*Exercise task*: Repeat every entry in the listing below, exactly.

>>

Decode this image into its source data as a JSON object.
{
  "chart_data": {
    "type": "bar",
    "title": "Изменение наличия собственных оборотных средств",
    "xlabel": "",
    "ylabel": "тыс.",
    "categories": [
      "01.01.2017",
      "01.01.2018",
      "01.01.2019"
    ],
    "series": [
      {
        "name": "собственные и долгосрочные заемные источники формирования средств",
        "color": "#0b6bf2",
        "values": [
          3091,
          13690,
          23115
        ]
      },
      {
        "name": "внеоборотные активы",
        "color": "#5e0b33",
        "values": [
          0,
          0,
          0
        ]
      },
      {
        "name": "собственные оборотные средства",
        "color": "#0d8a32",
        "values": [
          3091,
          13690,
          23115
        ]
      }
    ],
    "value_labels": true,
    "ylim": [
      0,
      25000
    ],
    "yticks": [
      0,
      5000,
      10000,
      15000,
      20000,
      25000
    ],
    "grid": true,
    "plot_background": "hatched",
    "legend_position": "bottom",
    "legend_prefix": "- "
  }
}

<<

*Reply to the task*:
Decode this image into its source data as a JSON object.
{
  "chart_data": {
    "type": "bar",
    "title": "Изменение наличия собственных оборотных средств",
    "xlabel": "",
    "ylabel": "тыс.",
    "categories": [
      "01.01.2017",
      "01.01.2018",
      "01.01.2019"
    ],
    "series": [
      {
        "name": "собственные и долгосрочные заемные источники формирования средств",
        "color": "#0b6bf2",
        "values": [
          3091,
          13690,
          23115
        ]
      },
      {
        "name": "внеоборотные активы",
        "color": "#5e0b33",
        "values": [
          0,
          0,
          0
        ]
      },
      {
        "name": "собственные оборотные средства",
        "color": "#0d8a32",
        "values": [
          3091,
          13690,
          23115
        ]
      }
    ],
    "value_labels": true,
    "ylim": [
      0,
      25000
    ],
    "yticks": [
      0,
      5000,
      10000,
      15000,
      20000,
      25000
    ],
    "grid": true,
    "plot_background": "hatched",
    "legend_position": "bottom",
    "legend_prefix": "- "
  }
}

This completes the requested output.